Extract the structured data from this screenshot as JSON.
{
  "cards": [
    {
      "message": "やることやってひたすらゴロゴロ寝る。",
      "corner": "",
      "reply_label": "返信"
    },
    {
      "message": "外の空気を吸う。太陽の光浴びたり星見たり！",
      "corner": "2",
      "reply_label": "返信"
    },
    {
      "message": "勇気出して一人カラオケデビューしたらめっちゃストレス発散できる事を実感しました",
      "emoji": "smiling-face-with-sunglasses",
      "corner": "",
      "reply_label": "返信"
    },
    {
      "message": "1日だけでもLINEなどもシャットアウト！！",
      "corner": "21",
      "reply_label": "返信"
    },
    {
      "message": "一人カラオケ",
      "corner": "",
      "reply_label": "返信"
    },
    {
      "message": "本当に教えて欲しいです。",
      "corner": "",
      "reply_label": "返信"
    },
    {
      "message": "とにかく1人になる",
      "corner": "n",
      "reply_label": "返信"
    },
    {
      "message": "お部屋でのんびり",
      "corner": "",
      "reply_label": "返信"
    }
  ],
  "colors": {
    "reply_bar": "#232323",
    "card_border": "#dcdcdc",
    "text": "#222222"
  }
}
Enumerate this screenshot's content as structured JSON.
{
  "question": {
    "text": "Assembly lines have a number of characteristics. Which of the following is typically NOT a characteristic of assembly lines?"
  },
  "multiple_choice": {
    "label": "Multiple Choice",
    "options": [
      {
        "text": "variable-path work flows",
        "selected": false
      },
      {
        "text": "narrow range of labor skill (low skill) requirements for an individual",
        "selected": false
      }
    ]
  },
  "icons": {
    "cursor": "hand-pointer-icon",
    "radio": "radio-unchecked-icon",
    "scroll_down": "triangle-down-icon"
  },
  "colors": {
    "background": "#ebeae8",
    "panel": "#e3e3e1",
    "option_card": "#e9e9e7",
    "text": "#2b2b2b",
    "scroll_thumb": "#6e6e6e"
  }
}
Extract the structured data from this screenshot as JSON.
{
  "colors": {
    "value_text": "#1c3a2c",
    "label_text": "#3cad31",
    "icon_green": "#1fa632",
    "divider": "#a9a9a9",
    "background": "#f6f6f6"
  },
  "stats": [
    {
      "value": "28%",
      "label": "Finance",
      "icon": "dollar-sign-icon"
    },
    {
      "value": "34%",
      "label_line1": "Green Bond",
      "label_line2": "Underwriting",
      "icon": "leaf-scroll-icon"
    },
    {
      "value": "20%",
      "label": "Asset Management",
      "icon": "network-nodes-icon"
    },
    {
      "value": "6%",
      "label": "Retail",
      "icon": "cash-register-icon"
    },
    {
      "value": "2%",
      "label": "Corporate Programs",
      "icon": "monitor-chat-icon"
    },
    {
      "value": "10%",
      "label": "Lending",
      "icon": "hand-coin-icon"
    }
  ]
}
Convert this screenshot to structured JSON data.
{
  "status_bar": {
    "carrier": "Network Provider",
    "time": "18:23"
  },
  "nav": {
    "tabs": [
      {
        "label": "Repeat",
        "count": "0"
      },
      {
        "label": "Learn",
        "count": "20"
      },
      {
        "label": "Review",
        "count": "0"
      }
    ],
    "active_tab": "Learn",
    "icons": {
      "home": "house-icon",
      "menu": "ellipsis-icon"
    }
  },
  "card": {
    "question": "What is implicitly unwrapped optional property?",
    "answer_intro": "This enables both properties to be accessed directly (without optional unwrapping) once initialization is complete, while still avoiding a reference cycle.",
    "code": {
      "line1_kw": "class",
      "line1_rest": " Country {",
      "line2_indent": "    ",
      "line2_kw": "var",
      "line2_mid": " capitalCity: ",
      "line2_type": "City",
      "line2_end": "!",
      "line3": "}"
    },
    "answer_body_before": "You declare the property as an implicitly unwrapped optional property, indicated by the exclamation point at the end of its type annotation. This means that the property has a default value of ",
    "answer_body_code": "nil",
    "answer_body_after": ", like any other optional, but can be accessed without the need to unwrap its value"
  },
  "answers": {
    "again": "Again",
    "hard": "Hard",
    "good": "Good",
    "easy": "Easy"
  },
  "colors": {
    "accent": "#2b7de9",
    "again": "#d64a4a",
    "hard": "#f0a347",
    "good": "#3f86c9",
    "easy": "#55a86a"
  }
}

=-=-=-=-=

- **EXERCISE OBJECTIVE**
Exactly and only the lines from the one containing "Convert this screenshot" through the end of the material are to be reproduced, both ends included.

- **EXERCISE SOLUTION**
Convert this screenshot to structured JSON data.
{
  "status_bar": {
    "carrier": "Network Provider",
    "time": "18:23"
  },
  "nav": {
    "tabs": [
      {
        "label": "Repeat",
        "count": "0"
      },
      {
        "label": "Learn",
        "count": "20"
      },
      {
        "label": "Review",
        "count": "0"
      }
    ],
    "active_tab": "Learn",
    "icons": {
      "home": "house-icon",
      "menu": "ellipsis-icon"
    }
  },
  "card": {
    "question": "What is implicitly unwrapped optional property?",
    "answer_intro": "This enables both properties to be accessed directly (without optional unwrapping) once initialization is complete, while still avoiding a reference cycle.",
    "code": {
      "line1_kw": "class",
      "line1_rest": " Country {",
      "line2_indent": "    ",
      "line2_kw": "var",
      "line2_mid": " capitalCity: ",
      "line2_type": "City",
      "line2_end": "!",
      "line3": "}"
    },
    "answer_body_before": "You declare the property as an implicitly unwrapped optional property, indicated by the exclamation point at the end of its type annotation. This means that the property has a default value of ",
    "answer_body_code": "nil",
    "answer_body_after": ", like any other optional, but can be accessed without the need to unwrap its value"
  },
  "answers": {
    "again": "Again",
    "hard": "Hard",
    "good": "Good",
    "easy": "Easy"
  },
  "colors": {
    "accent": "#2b7de9",
    "again": "#d64a4a",
    "hard": "#f0a347",
    "good": "#3f86c9",
    "easy": "#55a86a"
  }
}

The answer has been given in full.